Figure dataset records:
----

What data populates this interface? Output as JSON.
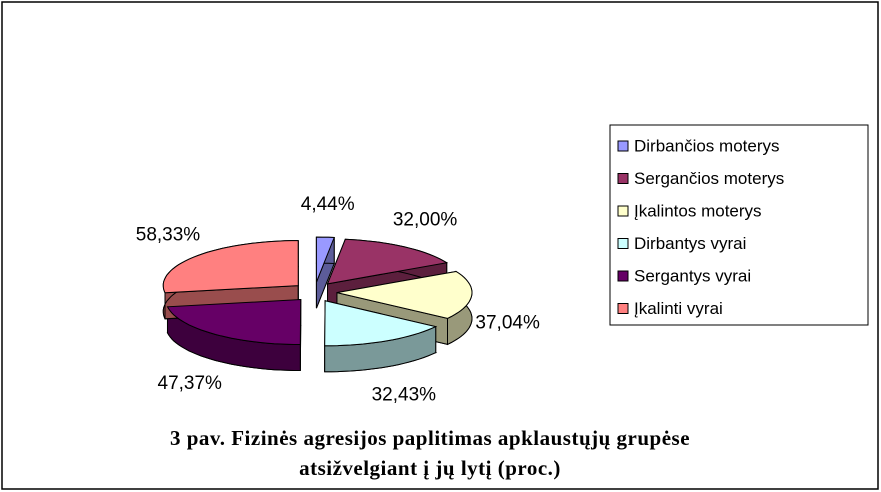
{
  "chart_data": {
    "type": "pie3d",
    "categories": [
      "Dirbančios moterys",
      "Sergančios moterys",
      "Įkalintos moterys",
      "Dirbantys vyrai",
      "Sergantys vyrai",
      "Įkalinti vyrai"
    ],
    "values": [
      4.44,
      32.0,
      37.04,
      32.43,
      47.37,
      58.33
    ],
    "value_labels": [
      "4,44%",
      "32,00%",
      "37,04%",
      "32,43%",
      "47,37%",
      "58,33%"
    ],
    "colors": [
      "#9999ff",
      "#993366",
      "#ffffcc",
      "#ccffff",
      "#660066",
      "#ff8080"
    ],
    "legend": "right",
    "caption": [
      "3 pav. Fizinės agresijos paplitimas apklaustųjų grupėse",
      "atsižvelgiant į jų lytį (proc.)"
    ]
  }
}
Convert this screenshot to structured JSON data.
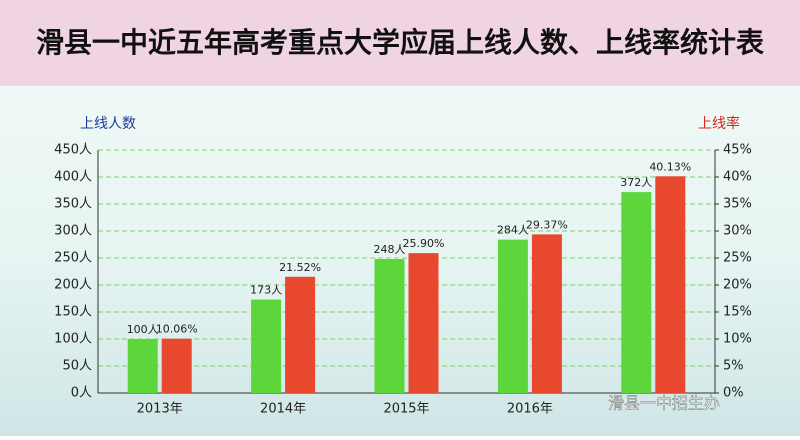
{
  "chart_data": {
    "type": "bar",
    "title": "滑县一中近五年高考重点大学应届上线人数、上线率统计表",
    "categories": [
      "2013年",
      "2014年",
      "2015年",
      "2016年",
      null
    ],
    "series": [
      {
        "name": "上线人数",
        "color": "#5cd63a",
        "axis": "y",
        "values": [
          100,
          173,
          248,
          284,
          372
        ],
        "value_labels": [
          "100人",
          "173人",
          "248人",
          "284人",
          "372人"
        ]
      },
      {
        "name": "上线率",
        "color": "#e8482e",
        "axis": "y2",
        "values": [
          10.06,
          21.52,
          25.9,
          29.37,
          40.13
        ],
        "value_labels": [
          "10.06%",
          "21.52%",
          "25.90%",
          "29.37%",
          "40.13%"
        ]
      }
    ],
    "ylim": [
      0,
      450
    ],
    "yticks": [
      {
        "value": 0,
        "label": "0人"
      },
      {
        "value": 50,
        "label": "50人"
      },
      {
        "value": 100,
        "label": "100人"
      },
      {
        "value": 150,
        "label": "150人"
      },
      {
        "value": 200,
        "label": "200人"
      },
      {
        "value": 250,
        "label": "250人"
      },
      {
        "value": 300,
        "label": "300人"
      },
      {
        "value": 350,
        "label": "350人"
      },
      {
        "value": 400,
        "label": "400人"
      },
      {
        "value": 450,
        "label": "450人"
      }
    ],
    "y2lim": [
      0,
      45
    ],
    "y2ticks": [
      {
        "value": 0,
        "label": "0%"
      },
      {
        "value": 5,
        "label": "5%"
      },
      {
        "value": 10,
        "label": "10%"
      },
      {
        "value": 15,
        "label": "15%"
      },
      {
        "value": 20,
        "label": "20%"
      },
      {
        "value": 25,
        "label": "25%"
      },
      {
        "value": 30,
        "label": "30%"
      },
      {
        "value": 35,
        "label": "35%"
      },
      {
        "value": 40,
        "label": "40%"
      },
      {
        "value": 45,
        "label": "45%"
      }
    ],
    "grid": true,
    "watermark": "滑县一中招生办"
  }
}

----

§ **WHAT YOU NEED TO DO**: Pictures don't belong in the copy. Transcribe every record exactly as it appears.

§ **SOLUTION TO THIS PROBLEM**:
What data populates this interface? Output as JSON.
{
  "chart_data": {
    "type": "pie3d",
    "categories": [
      "Dirbančios moterys",
      "Sergančios moterys",
      "Įkalintos moterys",
      "Dirbantys vyrai",
      "Sergantys vyrai",
      "Įkalinti vyrai"
    ],
    "values": [
      4.44,
      32.0,
      37.04,
      32.43,
      47.37,
      58.33
    ],
    "value_labels": [
      "4,44%",
      "32,00%",
      "37,04%",
      "32,43%",
      "47,37%",
      "58,33%"
    ],
    "colors": [
      "#9999ff",
      "#993366",
      "#ffffcc",
      "#ccffff",
      "#660066",
      "#ff8080"
    ],
    "legend": "right",
    "caption": [
      "3 pav. Fizinės agresijos paplitimas apklaustųjų grupėse",
      "atsižvelgiant į jų lytį (proc.)"
    ]
  }
}
Convert this screenshot to structured JSON data.
{
  "chart_data": {
    "type": "bar",
    "title": "滑县一中近五年高考重点大学应届上线人数、上线率统计表",
    "categories": [
      "2013年",
      "2014年",
      "2015年",
      "2016年",
      null
    ],
    "series": [
      {
        "name": "上线人数",
        "color": "#5cd63a",
        "axis": "y",
        "values": [
          100,
          173,
          248,
          284,
          372
        ],
        "value_labels": [
          "100人",
          "173人",
          "248人",
          "284人",
          "372人"
        ]
      },
      {
        "name": "上线率",
        "color": "#e8482e",
        "axis": "y2",
        "values": [
          10.06,
          21.52,
          25.9,
          29.37,
          40.13
        ],
        "value_labels": [
          "10.06%",
          "21.52%",
          "25.90%",
          "29.37%",
          "40.13%"
        ]
      }
    ],
    "ylim": [
      0,
      450
    ],
    "yticks": [
      {
        "value": 0,
        "label": "0人"
      },
      {
        "value": 50,
        "label": "50人"
      },
      {
        "value": 100,
        "label": "100人"
      },
      {
        "value": 150,
        "label": "150人"
      },
      {
        "value": 200,
        "label": "200人"
      },
      {
        "value": 250,
        "label": "250人"
      },
      {
        "value": 300,
        "label": "300人"
      },
      {
        "value": 350,
        "label": "350人"
      },
      {
        "value": 400,
        "label": "400人"
      },
      {
        "value": 450,
        "label": "450人"
      }
    ],
    "y2lim": [
      0,
      45
    ],
    "y2ticks": [
      {
        "value": 0,
        "label": "0%"
      },
      {
        "value": 5,
        "label": "5%"
      },
      {
        "value": 10,
        "label": "10%"
      },
      {
        "value": 15,
        "label": "15%"
      },
      {
        "value": 20,
        "label": "20%"
      },
      {
        "value": 25,
        "label": "25%"
      },
      {
        "value": 30,
        "label": "30%"
      },
      {
        "value": 35,
        "label": "35%"
      },
      {
        "value": 40,
        "label": "40%"
      },
      {
        "value": 45,
        "label": "45%"
      }
    ],
    "grid": true,
    "watermark": "滑县一中招生办"
  }
}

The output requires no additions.